● REQUIRED ACTION: Copy the following listing word for word.

● TASK INPUTS:
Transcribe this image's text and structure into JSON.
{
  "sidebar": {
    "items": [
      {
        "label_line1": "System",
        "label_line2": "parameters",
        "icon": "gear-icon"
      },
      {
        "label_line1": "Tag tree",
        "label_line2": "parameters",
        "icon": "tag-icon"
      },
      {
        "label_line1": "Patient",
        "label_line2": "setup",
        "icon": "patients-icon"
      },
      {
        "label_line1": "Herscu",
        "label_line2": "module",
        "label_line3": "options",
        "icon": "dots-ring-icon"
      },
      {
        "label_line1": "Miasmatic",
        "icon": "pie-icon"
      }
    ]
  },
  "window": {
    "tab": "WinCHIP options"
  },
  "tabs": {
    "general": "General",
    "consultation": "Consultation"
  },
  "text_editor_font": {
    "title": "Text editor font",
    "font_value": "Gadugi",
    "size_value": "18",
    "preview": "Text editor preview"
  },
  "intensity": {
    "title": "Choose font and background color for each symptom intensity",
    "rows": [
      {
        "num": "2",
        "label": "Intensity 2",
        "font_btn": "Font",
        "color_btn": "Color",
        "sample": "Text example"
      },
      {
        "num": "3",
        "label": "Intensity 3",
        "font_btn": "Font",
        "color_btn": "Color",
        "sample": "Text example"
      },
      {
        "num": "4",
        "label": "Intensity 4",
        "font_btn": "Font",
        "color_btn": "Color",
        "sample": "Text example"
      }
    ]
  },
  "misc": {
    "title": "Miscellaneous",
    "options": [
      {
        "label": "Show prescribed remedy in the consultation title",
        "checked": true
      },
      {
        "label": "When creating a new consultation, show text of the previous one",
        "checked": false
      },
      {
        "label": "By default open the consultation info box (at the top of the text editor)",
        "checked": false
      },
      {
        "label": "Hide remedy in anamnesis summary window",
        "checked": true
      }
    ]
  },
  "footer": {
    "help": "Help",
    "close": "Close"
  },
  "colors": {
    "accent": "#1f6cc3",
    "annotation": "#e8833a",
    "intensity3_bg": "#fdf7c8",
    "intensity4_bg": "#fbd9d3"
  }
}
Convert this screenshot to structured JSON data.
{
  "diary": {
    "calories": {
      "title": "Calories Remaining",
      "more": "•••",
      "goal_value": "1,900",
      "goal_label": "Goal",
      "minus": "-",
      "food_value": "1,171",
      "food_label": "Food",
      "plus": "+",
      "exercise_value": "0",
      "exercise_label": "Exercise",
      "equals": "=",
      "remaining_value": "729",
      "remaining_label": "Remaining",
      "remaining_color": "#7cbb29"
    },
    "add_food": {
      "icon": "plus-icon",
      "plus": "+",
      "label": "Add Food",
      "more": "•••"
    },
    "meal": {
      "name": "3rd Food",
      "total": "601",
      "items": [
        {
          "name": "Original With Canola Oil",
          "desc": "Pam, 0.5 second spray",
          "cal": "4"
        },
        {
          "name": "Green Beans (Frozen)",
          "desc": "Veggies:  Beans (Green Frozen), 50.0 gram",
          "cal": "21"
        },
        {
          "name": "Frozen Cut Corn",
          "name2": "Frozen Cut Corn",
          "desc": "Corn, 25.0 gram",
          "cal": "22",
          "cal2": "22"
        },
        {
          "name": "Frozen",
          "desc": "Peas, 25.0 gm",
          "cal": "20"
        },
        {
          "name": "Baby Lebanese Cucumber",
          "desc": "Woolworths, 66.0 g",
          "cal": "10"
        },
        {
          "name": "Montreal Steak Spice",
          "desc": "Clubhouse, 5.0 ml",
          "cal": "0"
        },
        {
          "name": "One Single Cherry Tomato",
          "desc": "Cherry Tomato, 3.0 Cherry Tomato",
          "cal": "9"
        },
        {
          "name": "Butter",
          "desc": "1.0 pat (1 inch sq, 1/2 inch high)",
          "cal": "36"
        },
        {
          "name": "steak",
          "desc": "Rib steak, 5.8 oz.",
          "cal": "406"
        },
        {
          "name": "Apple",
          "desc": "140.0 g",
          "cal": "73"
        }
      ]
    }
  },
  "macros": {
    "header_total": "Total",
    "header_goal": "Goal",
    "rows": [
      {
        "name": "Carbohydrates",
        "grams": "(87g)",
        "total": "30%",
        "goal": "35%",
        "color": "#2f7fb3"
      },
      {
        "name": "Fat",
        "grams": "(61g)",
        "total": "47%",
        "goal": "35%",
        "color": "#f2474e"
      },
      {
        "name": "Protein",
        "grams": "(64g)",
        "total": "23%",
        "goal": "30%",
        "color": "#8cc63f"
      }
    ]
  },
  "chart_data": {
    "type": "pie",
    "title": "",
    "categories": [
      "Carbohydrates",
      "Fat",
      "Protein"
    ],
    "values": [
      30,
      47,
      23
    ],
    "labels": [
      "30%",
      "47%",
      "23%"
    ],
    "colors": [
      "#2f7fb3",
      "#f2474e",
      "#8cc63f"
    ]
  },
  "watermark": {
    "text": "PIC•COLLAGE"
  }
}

● SOLUTION FOR THIS EXERCISE:
Transcribe this image's text and structure into JSON.
{
  "sidebar": {
    "items": [
      {
        "label_line1": "System",
        "label_line2": "parameters",
        "icon": "gear-icon"
      },
      {
        "label_line1": "Tag tree",
        "label_line2": "parameters",
        "icon": "tag-icon"
      },
      {
        "label_line1": "Patient",
        "label_line2": "setup",
        "icon": "patients-icon"
      },
      {
        "label_line1": "Herscu",
        "label_line2": "module",
        "label_line3": "options",
        "icon": "dots-ring-icon"
      },
      {
        "label_line1": "Miasmatic",
        "icon": "pie-icon"
      }
    ]
  },
  "window": {
    "tab": "WinCHIP options"
  },
  "tabs": {
    "general": "General",
    "consultation": "Consultation"
  },
  "text_editor_font": {
    "title": "Text editor font",
    "font_value": "Gadugi",
    "size_value": "18",
    "preview": "Text editor preview"
  },
  "intensity": {
    "title": "Choose font and background color for each symptom intensity",
    "rows": [
      {
        "num": "2",
        "label": "Intensity 2",
        "font_btn": "Font",
        "color_btn": "Color",
        "sample": "Text example"
      },
      {
        "num": "3",
        "label": "Intensity 3",
        "font_btn": "Font",
        "color_btn": "Color",
        "sample": "Text example"
      },
      {
        "num": "4",
        "label": "Intensity 4",
        "font_btn": "Font",
        "color_btn": "Color",
        "sample": "Text example"
      }
    ]
  },
  "misc": {
    "title": "Miscellaneous",
    "options": [
      {
        "label": "Show prescribed remedy in the consultation title",
        "checked": true
      },
      {
        "label": "When creating a new consultation, show text of the previous one",
        "checked": false
      },
      {
        "label": "By default open the consultation info box (at the top of the text editor)",
        "checked": false
      },
      {
        "label": "Hide remedy in anamnesis summary window",
        "checked": true
      }
    ]
  },
  "footer": {
    "help": "Help",
    "close": "Close"
  },
  "colors": {
    "accent": "#1f6cc3",
    "annotation": "#e8833a",
    "intensity3_bg": "#fdf7c8",
    "intensity4_bg": "#fbd9d3"
  }
}
Convert this screenshot to structured JSON data.
{
  "diary": {
    "calories": {
      "title": "Calories Remaining",
      "more": "•••",
      "goal_value": "1,900",
      "goal_label": "Goal",
      "minus": "-",
      "food_value": "1,171",
      "food_label": "Food",
      "plus": "+",
      "exercise_value": "0",
      "exercise_label": "Exercise",
      "equals": "=",
      "remaining_value": "729",
      "remaining_label": "Remaining",
      "remaining_color": "#7cbb29"
    },
    "add_food": {
      "icon": "plus-icon",
      "plus": "+",
      "label": "Add Food",
      "more": "•••"
    },
    "meal": {
      "name": "3rd Food",
      "total": "601",
      "items": [
        {
          "name": "Original With Canola Oil",
          "desc": "Pam, 0.5 second spray",
          "cal": "4"
        },
        {
          "name": "Green Beans (Frozen)",
          "desc": "Veggies:  Beans (Green Frozen), 50.0 gram",
          "cal": "21"
        },
        {
          "name": "Frozen Cut Corn",
          "name2": "Frozen Cut Corn",
          "desc": "Corn, 25.0 gram",
          "cal": "22",
          "cal2": "22"
        },
        {
          "name": "Frozen",
          "desc": "Peas, 25.0 gm",
          "cal": "20"
        },
        {
          "name": "Baby Lebanese Cucumber",
          "desc": "Woolworths, 66.0 g",
          "cal": "10"
        },
        {
          "name": "Montreal Steak Spice",
          "desc": "Clubhouse, 5.0 ml",
          "cal": "0"
        },
        {
          "name": "One Single Cherry Tomato",
          "desc": "Cherry Tomato, 3.0 Cherry Tomato",
          "cal": "9"
        },
        {
          "name": "Butter",
          "desc": "1.0 pat (1 inch sq, 1/2 inch high)",
          "cal": "36"
        },
        {
          "name": "steak",
          "desc": "Rib steak, 5.8 oz.",
          "cal": "406"
        },
        {
          "name": "Apple",
          "desc": "140.0 g",
          "cal": "73"
        }
      ]
    }
  },
  "macros": {
    "header_total": "Total",
    "header_goal": "Goal",
    "rows": [
      {
        "name": "Carbohydrates",
        "grams": "(87g)",
        "total": "30%",
        "goal": "35%",
        "color": "#2f7fb3"
      },
      {
        "name": "Fat",
        "grams": "(61g)",
        "total": "47%",
        "goal": "35%",
        "color": "#f2474e"
      },
      {
        "name": "Protein",
        "grams": "(64g)",
        "total": "23%",
        "goal": "30%",
        "color": "#8cc63f"
      }
    ]
  },
  "chart_data": {
    "type": "pie",
    "title": "",
    "categories": [
      "Carbohydrates",
      "Fat",
      "Protein"
    ],
    "values": [
      30,
      47,
      23
    ],
    "labels": [
      "30%",
      "47%",
      "23%"
    ],
    "colors": [
      "#2f7fb3",
      "#f2474e",
      "#8cc63f"
    ]
  },
  "watermark": {
    "text": "PIC•COLLAGE"
  }
}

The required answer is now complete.